### [What you need to do]
Each line that contains the string "thêm" counts once; report how many such lines appear in the data, as a number only.

### [Input]
---
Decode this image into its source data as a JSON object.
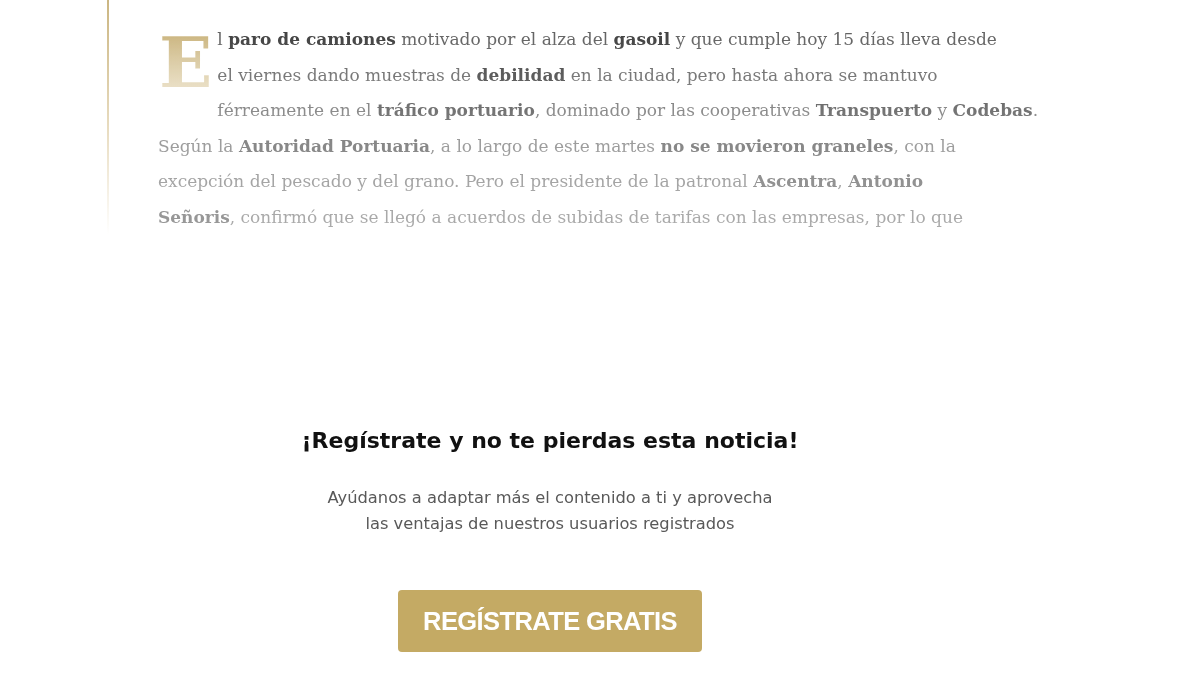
{
  "article": {
    "drop_cap": "E",
    "lines": [
      "l **paro de camiones** motivado por el alza del **gasoil** y que cumple hoy 15 días lleva desde",
      "el viernes dando muestras de **debilidad** en la ciudad, pero hasta ahora se mantuvo",
      "férreamente en el **tráfico portuario**, dominado por las cooperativas **Transpuerto** y **Codebas**.",
      "Según la **Autoridad Portuaria**, a lo largo de este martes **no se movieron graneles**, con la",
      "excepción del pescado y del grano. Pero el presidente de la patronal **Ascentra**, **Antonio**",
      "**Señoris**, confirmó que se llegó a acuerdos de subidas de tarifas con las empresas, por lo que"
    ]
  },
  "paywall": {
    "title": "¡Regístrate y no te pierdas esta noticia!",
    "message": "Ayúdanos a adaptar más el contenido a ti y aprovecha las ventajas de nuestros usuarios registrados",
    "button": "REGÍSTRATE GRATIS"
  }
}
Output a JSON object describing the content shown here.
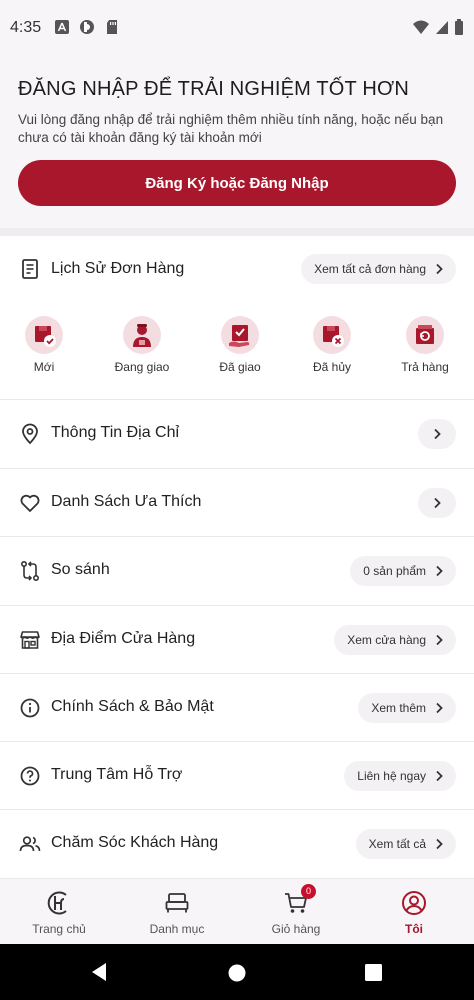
{
  "status_bar": {
    "time": "4:35"
  },
  "login": {
    "title": "ĐĂNG NHẬP ĐỂ TRẢI NGHIỆM TỐT HƠN",
    "description": "Vui lòng đăng nhập để trải nghiệm thêm nhiều tính năng, hoặc nếu bạn chưa có tài khoản đăng ký tài khoản mới",
    "button_label": "Đăng Ký hoặc Đăng Nhập"
  },
  "orders": {
    "label": "Lịch Sử Đơn Hàng",
    "view_all": "Xem tất cả đơn hàng",
    "statuses": [
      {
        "label": "Mới",
        "icon": "new-order-icon"
      },
      {
        "label": "Đang giao",
        "icon": "delivery-person-icon"
      },
      {
        "label": "Đã giao",
        "icon": "delivered-icon"
      },
      {
        "label": "Đã hủy",
        "icon": "cancelled-icon"
      },
      {
        "label": "Trả hàng",
        "icon": "return-icon"
      }
    ]
  },
  "menu": {
    "address": {
      "label": "Thông Tin Địa Chỉ",
      "icon": "location-pin-icon"
    },
    "wishlist": {
      "label": "Danh Sách Ưa Thích",
      "icon": "heart-icon"
    },
    "compare": {
      "label": "So sánh",
      "action": "0 sản phẩm",
      "icon": "compare-icon"
    },
    "stores": {
      "label": "Địa Điểm Cửa Hàng",
      "action": "Xem cửa hàng",
      "icon": "store-icon"
    },
    "policy": {
      "label": "Chính Sách & Bảo Mật",
      "action": "Xem thêm",
      "icon": "info-icon"
    },
    "support": {
      "label": "Trung Tâm Hỗ Trợ",
      "action": "Liên hệ ngay",
      "icon": "help-icon"
    },
    "customer_care": {
      "label": "Chăm Sóc Khách Hàng",
      "action": "Xem tất cả",
      "icon": "users-icon"
    }
  },
  "bottom_nav": {
    "items": [
      {
        "label": "Trang chủ",
        "icon": "home-logo-icon"
      },
      {
        "label": "Danh mục",
        "icon": "bed-icon"
      },
      {
        "label": "Giỏ hàng",
        "icon": "cart-icon",
        "badge": "0"
      },
      {
        "label": "Tôi",
        "icon": "user-circle-icon",
        "active": true
      }
    ]
  },
  "colors": {
    "accent": "#a8172b",
    "soft_accent": "#f4dde1",
    "pill_bg": "#f3f1f4"
  }
}
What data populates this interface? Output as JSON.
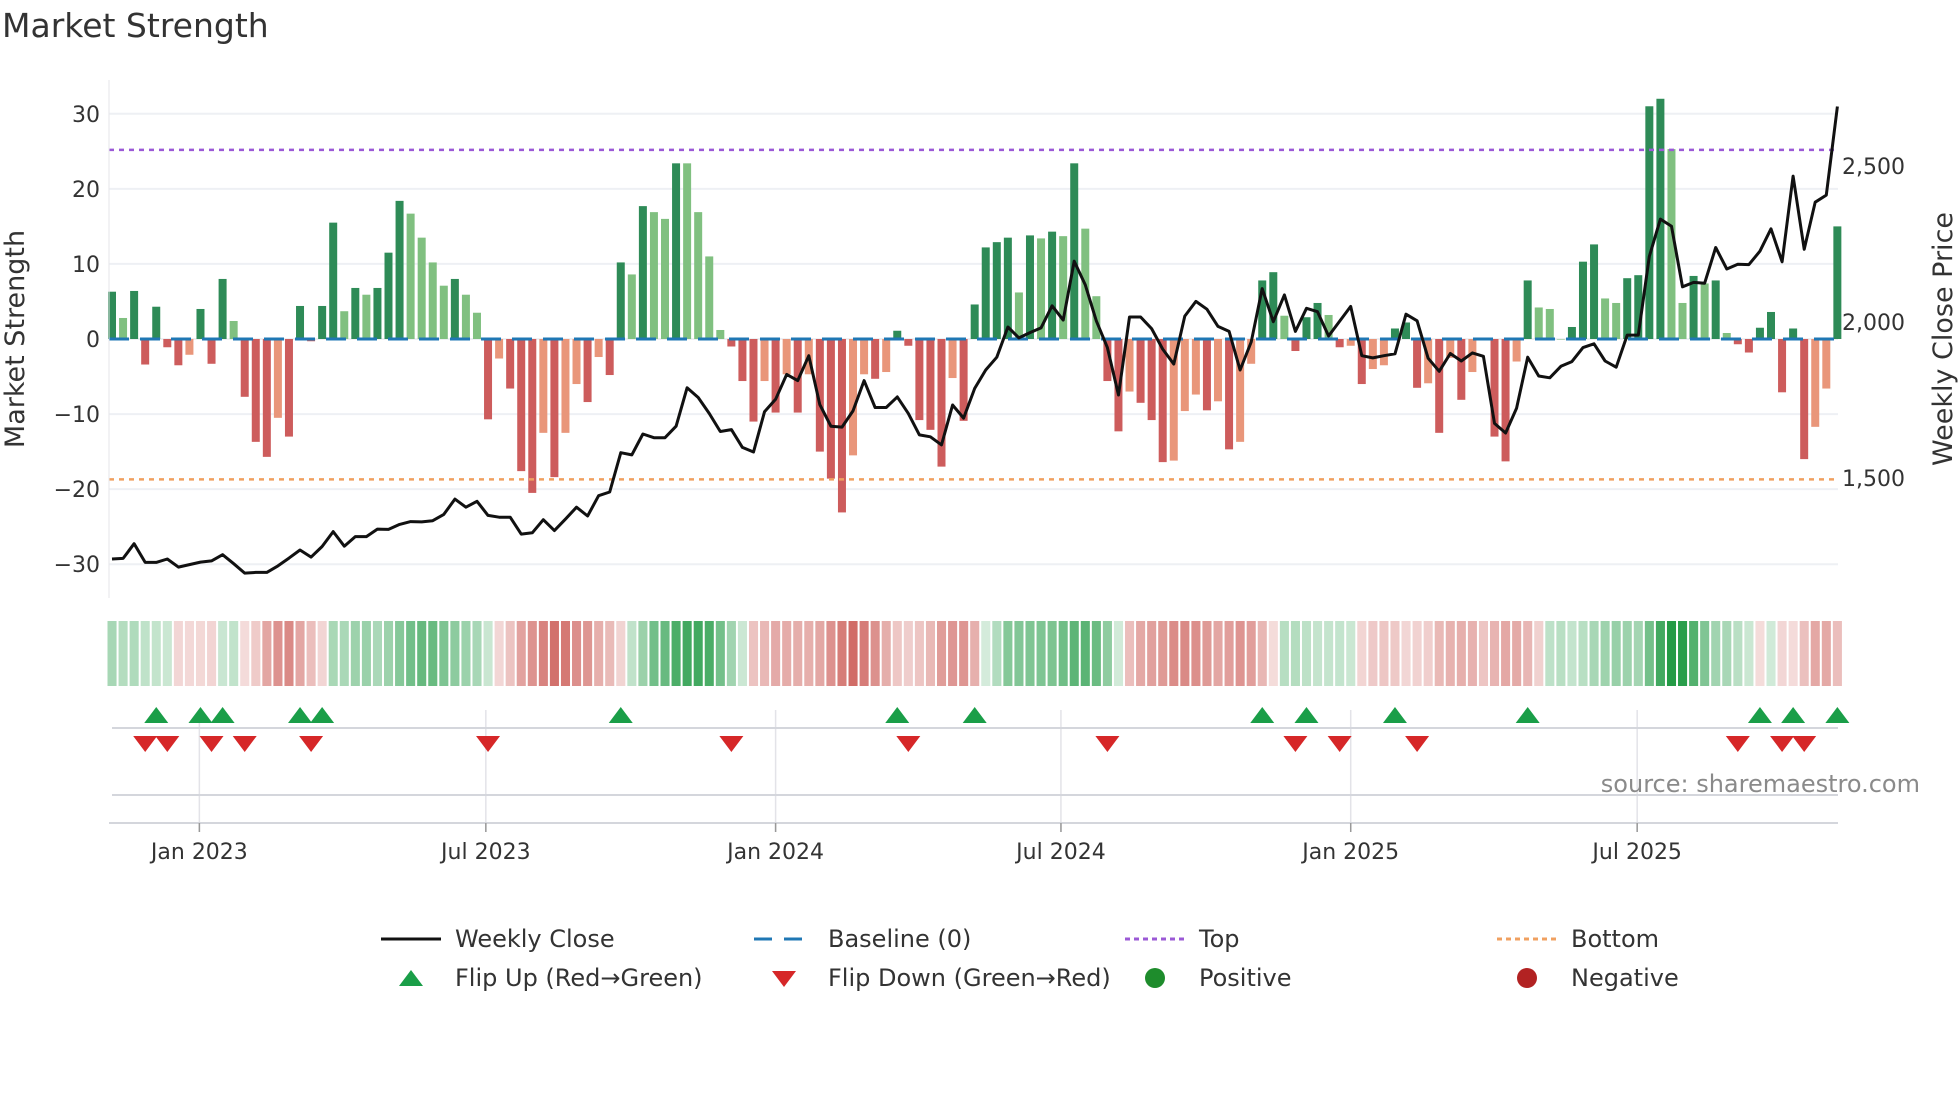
{
  "title": "Market Strength",
  "source": "source: sharemaestro.com",
  "legend": {
    "weekly_close": "Weekly Close",
    "baseline": "Baseline (0)",
    "top": "Top",
    "bottom": "Bottom",
    "flip_up": "Flip Up (Red→Green)",
    "flip_down": "Flip Down (Green→Red)",
    "positive": "Positive",
    "negative": "Negative"
  },
  "colors": {
    "strong_up": "#2e8b57",
    "weak_up": "#80c080",
    "strong_down": "#cd5c5c",
    "weak_down": "#e9967a",
    "baseline": "#1f77b4",
    "top": "#9b59d6",
    "bottom": "#f0a060",
    "line": "#111111",
    "flip_up": "#1a9e48",
    "flip_down": "#d62728",
    "positive": "#1e8c2c",
    "negative": "#b22222"
  },
  "chart_data": {
    "type": "bar",
    "title": "Market Strength",
    "ylabel": "Market Strength",
    "y2label": "Weekly Close Price",
    "ylim": [
      -34.5,
      34.5
    ],
    "y2lim": [
      1115,
      2776
    ],
    "yticks": [
      "30",
      "20",
      "10",
      "0",
      "−10",
      "−20",
      "−30"
    ],
    "ytick_values": [
      30,
      20,
      10,
      0,
      -10,
      -20,
      -30
    ],
    "y2ticks": [
      "2,500",
      "2,000",
      "1,500"
    ],
    "y2tick_values": [
      2500,
      2000,
      1500
    ],
    "xticks": [
      "Jan 2023",
      "Jul 2023",
      "Jan 2024",
      "Jul 2024",
      "Jan 2025",
      "Jul 2025"
    ],
    "xtick_week_index": [
      7.9,
      33.8,
      60,
      85.8,
      112,
      137.9
    ],
    "frequency": "weekly",
    "top_level": 25.2,
    "bottom_level": -18.7,
    "baseline": 0,
    "strength": [
      6.3,
      2.8,
      6.4,
      -3.4,
      4.3,
      -1.1,
      -3.5,
      -2.1,
      4,
      -3.3,
      8,
      2.4,
      -7.7,
      -13.7,
      -15.7,
      -10.5,
      -13,
      4.4,
      -0.3,
      4.4,
      15.5,
      3.7,
      6.8,
      5.9,
      6.8,
      11.5,
      18.4,
      16.7,
      13.5,
      10.2,
      7.1,
      8,
      5.9,
      3.5,
      -10.7,
      -2.6,
      -6.6,
      -17.6,
      -20.5,
      -12.5,
      -18.4,
      -12.5,
      -6,
      -8.4,
      -2.4,
      -4.8,
      10.2,
      8.6,
      17.7,
      16.9,
      16,
      23.4,
      23.4,
      16.9,
      11,
      1.2,
      -1,
      -5.6,
      -11,
      -5.6,
      -9.8,
      -4.7,
      -9.8,
      -4.7,
      -15,
      -18.6,
      -23.1,
      -15.5,
      -4.7,
      -5.3,
      -4.4,
      1.1,
      -0.9,
      -10.8,
      -12.1,
      -17,
      -5.2,
      -10.9,
      4.6,
      12.2,
      12.9,
      13.5,
      6.2,
      13.8,
      13.4,
      14.3,
      13.7,
      23.4,
      14.7,
      5.7,
      -5.6,
      -12.3,
      -7,
      -8.5,
      -10.8,
      -16.4,
      -16.2,
      -9.6,
      -7.4,
      -9.5,
      -8.3,
      -14.7,
      -13.7,
      -3.3,
      7.8,
      8.9,
      3.1,
      -1.6,
      2.9,
      4.8,
      3.2,
      -1.1,
      -0.9,
      -6,
      -4,
      -3.5,
      1.4,
      2.2,
      -6.5,
      -5.9,
      -12.5,
      -2.5,
      -8.1,
      -4.4,
      0,
      -13,
      -16.3,
      -3,
      7.8,
      4.2,
      4,
      0,
      1.6,
      10.3,
      12.6,
      5.4,
      4.8,
      8.1,
      8.5,
      31,
      32,
      25.3,
      4.8,
      8.4,
      7.4,
      7.8,
      0.8,
      -0.7,
      -1.8,
      1.5,
      3.6,
      -7.1,
      1.4,
      -16,
      -11.7,
      -6.6,
      15
    ],
    "strength_class": "GgGRGRRrGRGgRRRrRGRGGgGgGGGggggGggRrRRRrRrrRrRGgGggGgg",
    "strength_class_2": "ggRRRrRrRrRRRrrRrGRRRRrRGGGGgGgGgGggRRrRRRrrrRrRrrGGgRGGgRrRrrG",
    "strength_class_3": "GRrRrRrrRRrGgggGGGggGGGGggGgGgRRGGRGRrrG",
    "weekly_close": [
      1240,
      1242,
      1289,
      1229,
      1229,
      1240,
      1214,
      1222,
      1230,
      1234,
      1254,
      1225,
      1195,
      1197,
      1197,
      1218,
      1243,
      1269,
      1246,
      1280,
      1328,
      1281,
      1312,
      1312,
      1336,
      1335,
      1351,
      1360,
      1359,
      1363,
      1383,
      1432,
      1406,
      1425,
      1380,
      1374,
      1374,
      1320,
      1324,
      1366,
      1331,
      1368,
      1406,
      1378,
      1443,
      1455,
      1581,
      1574,
      1641,
      1629,
      1629,
      1666,
      1789,
      1758,
      1707,
      1649,
      1655,
      1598,
      1583,
      1712,
      1752,
      1832,
      1812,
      1892,
      1735,
      1666,
      1663,
      1715,
      1812,
      1726,
      1726,
      1760,
      1707,
      1638,
      1632,
      1606,
      1734,
      1692,
      1787,
      1846,
      1887,
      1984,
      1949,
      1966,
      1981,
      2052,
      2006,
      2195,
      2119,
      2004,
      1918,
      1766,
      2016,
      2016,
      1979,
      1913,
      1865,
      2019,
      2066,
      2041,
      1986,
      1970,
      1846,
      1936,
      2107,
      2001,
      2087,
      1970,
      2044,
      2033,
      1955,
      2003,
      2050,
      1892,
      1885,
      1892,
      1898,
      2025,
      2004,
      1884,
      1842,
      1899,
      1875,
      1901,
      1890,
      1675,
      1644,
      1724,
      1887,
      1827,
      1821,
      1858,
      1873,
      1918,
      1930,
      1875,
      1855,
      1958,
      1958,
      2210,
      2330,
      2307,
      2113,
      2127,
      2124,
      2239,
      2170,
      2185,
      2184,
      2227,
      2299,
      2193,
      2468,
      2233,
      2384,
      2407,
      2691
    ],
    "flip_up_week_index": [
      4,
      8,
      10,
      17,
      19,
      46,
      71,
      78,
      104,
      108,
      116,
      128,
      149,
      152,
      156
    ],
    "flip_down_week_index": [
      3,
      5,
      9,
      12,
      18,
      34,
      56,
      72,
      90,
      107,
      111,
      118,
      147,
      151,
      153
    ]
  }
}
---
### [Task result]
2